Quote the listing below in its entirety, omitting every image.

[Dataset entries]

Begin

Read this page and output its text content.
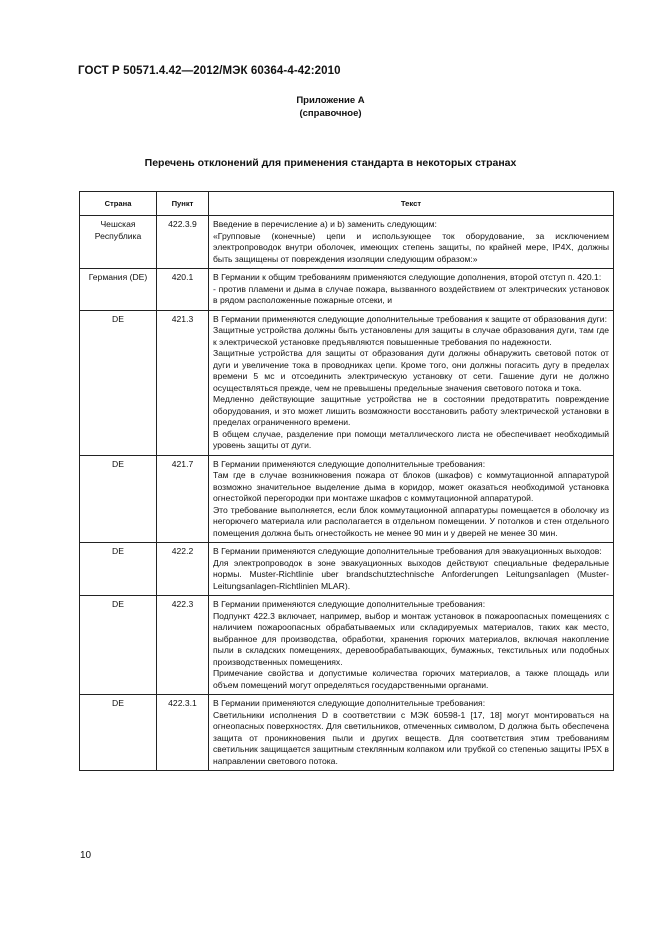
ГОСТ Р 50571.4.42—2012/МЭК 60364-4-42:2010
Приложение А
(справочное)
Перечень отклонений для применения стандарта в некоторых странах
Страна	Пункт	Текст
Чешская Республика	422.3.9	Введение в перечисление а) и b) заменить следующим:

«Групповые (конечные) цепи и использующее ток оборудование, за исключением электропроводок внутри оболочек, имеющих степень защиты, по крайней мере, IP4X, должны быть защищены от повреждения изоляции следующим образом:»

Германия (DE)	420.1	В Германии к общим требованиям применяются следующие дополнения, второй отступ п. 420.1:

- против пламени и дыма в случае пожара, вызванного воздействием от электрических установок в рядом расположенные пожарные отсеки, и

DE	421.3	В Германии применяются следующие дополнительные требования к защите от образования дуги:

Защитные устройства должны быть установлены для защиты в случае образования дуги, там где к электрической установке предъявляются повышенные требования по надежности.

Защитные устройства для защиты от образования дуги должны обнаружить световой поток от дуги и увеличение тока в проводниках цепи. Кроме того, они должны погасить дугу в пределах времени 5 мс и отсоединить электрическую установку от сети. Гашение дуги не должно осуществляться прежде, чем не превышены предельные значения светового потока и тока.

Медленно действующие защитные устройства не в состоянии предотвратить повреждение оборудования, и это может лишить возможности восстановить работу электрической установки в пределах ограниченного времени.

В общем случае, разделение при помощи металлического листа не обеспечивает необходимый уровень защиты от дуги.

DE	421.7	В Германии применяются следующие дополнительные требования:

Там где в случае возникновения пожара от блоков (шкафов) с коммутационной аппаратурой возможно значительное выделение дыма в коридор, может оказаться необходимой установка огнестойкой перегородки при монтаже шкафов с коммутационной аппаратурой.

Это требование выполняется, если блок коммутационной аппаратуры помещается в оболочку из негорючего материала или располагается в отдельном помещении. У потолков и стен отдельного помещения должна быть огнестойкость не менее 90 мин и у дверей не менее 30 мин.

DE	422.2	В Германии применяются следующие дополнительные требования для эвакуационных выходов:

Для электропроводок в зоне эвакуационных выходов действуют специальные федеральные нормы. Muster-Richtlinie uber brandschutztechnische Anforderungen Leitungsanlagen (Muster-Leitungsanlagen-Richtlinien MLAR).

DE	422.3	В Германии применяются следующие дополнительные требования:

Подпункт 422.3 включает, например, выбор и монтаж установок в пожароопасных помещениях с наличием пожароопасных обрабатываемых или складируемых материалов, таких как место, выбранное для производства, обработки, хранения горючих материалов, включая накопление пыли в складских помещениях, деревообрабатывающих, бумажных, текстильных или подобных производственных помещениях.

Примечание свойства и допустимые количества горючих материалов, а также площадь или объем помещений могут определяться государственными органами.

DE	422.3.1	В Германии применяются следующие дополнительные требования:

Светильники исполнения D в соответствии с МЭК 60598-1 [17, 18] могут монтироваться на огнеопасных поверхностях. Для светильников, отмеченных символом, D должна быть обеспечена защита от проникновения пыли и других веществ. Для соответствия этим требованиям светильник защищается защитным стеклянным колпаком или трубкой со степенью защиты IP5X в направлении светового потока.

10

End

**Solution to the problem:**
Read this page and output its text content.
ГОСТ Р 50571.4.42—2012/МЭК 60364-4-42:2010
Приложение А
(справочное)
Перечень отклонений для применения стандарта в некоторых странах
Страна	Пункт	Текст
Чешская Республика	422.3.9	Введение в перечисление а) и b) заменить следующим:

«Групповые (конечные) цепи и использующее ток оборудование, за исключением электропроводок внутри оболочек, имеющих степень защиты, по крайней мере, IP4X, должны быть защищены от повреждения изоляции следующим образом:»

Германия (DE)	420.1	В Германии к общим требованиям применяются следующие дополнения, второй отступ п. 420.1:

- против пламени и дыма в случае пожара, вызванного воздействием от электрических установок в рядом расположенные пожарные отсеки, и

DE	421.3	В Германии применяются следующие дополнительные требования к защите от образования дуги:

Защитные устройства должны быть установлены для защиты в случае образования дуги, там где к электрической установке предъявляются повышенные требования по надежности.

Защитные устройства для защиты от образования дуги должны обнаружить световой поток от дуги и увеличение тока в проводниках цепи. Кроме того, они должны погасить дугу в пределах времени 5 мс и отсоединить электрическую установку от сети. Гашение дуги не должно осуществляться прежде, чем не превышены предельные значения светового потока и тока.

Медленно действующие защитные устройства не в состоянии предотвратить повреждение оборудования, и это может лишить возможности восстановить работу электрической установки в пределах ограниченного времени.

В общем случае, разделение при помощи металлического листа не обеспечивает необходимый уровень защиты от дуги.

DE	421.7	В Германии применяются следующие дополнительные требования:

Там где в случае возникновения пожара от блоков (шкафов) с коммутационной аппаратурой возможно значительное выделение дыма в коридор, может оказаться необходимой установка огнестойкой перегородки при монтаже шкафов с коммутационной аппаратурой.

Это требование выполняется, если блок коммутационной аппаратуры помещается в оболочку из негорючего материала или располагается в отдельном помещении. У потолков и стен отдельного помещения должна быть огнестойкость не менее 90 мин и у дверей не менее 30 мин.

DE	422.2	В Германии применяются следующие дополнительные требования для эвакуационных выходов:

Для электропроводок в зоне эвакуационных выходов действуют специальные федеральные нормы. Muster-Richtlinie uber brandschutztechnische Anforderungen Leitungsanlagen (Muster-Leitungsanlagen-Richtlinien MLAR).

DE	422.3	В Германии применяются следующие дополнительные требования:

Подпункт 422.3 включает, например, выбор и монтаж установок в пожароопасных помещениях с наличием пожароопасных обрабатываемых или складируемых материалов, таких как место, выбранное для производства, обработки, хранения горючих материалов, включая накопление пыли в складских помещениях, деревообрабатывающих, бумажных, текстильных или подобных производственных помещениях.

Примечание свойства и допустимые количества горючих материалов, а также площадь или объем помещений могут определяться государственными органами.

DE	422.3.1	В Германии применяются следующие дополнительные требования:

Светильники исполнения D в соответствии с МЭК 60598-1 [17, 18] могут монтироваться на огнеопасных поверхностях. Для светильников, отмеченных символом, D должна быть обеспечена защита от проникновения пыли и других веществ. Для соответствия этим требованиям светильник защищается защитным стеклянным колпаком или трубкой со степенью защиты IP5X в направлении светового потока.

10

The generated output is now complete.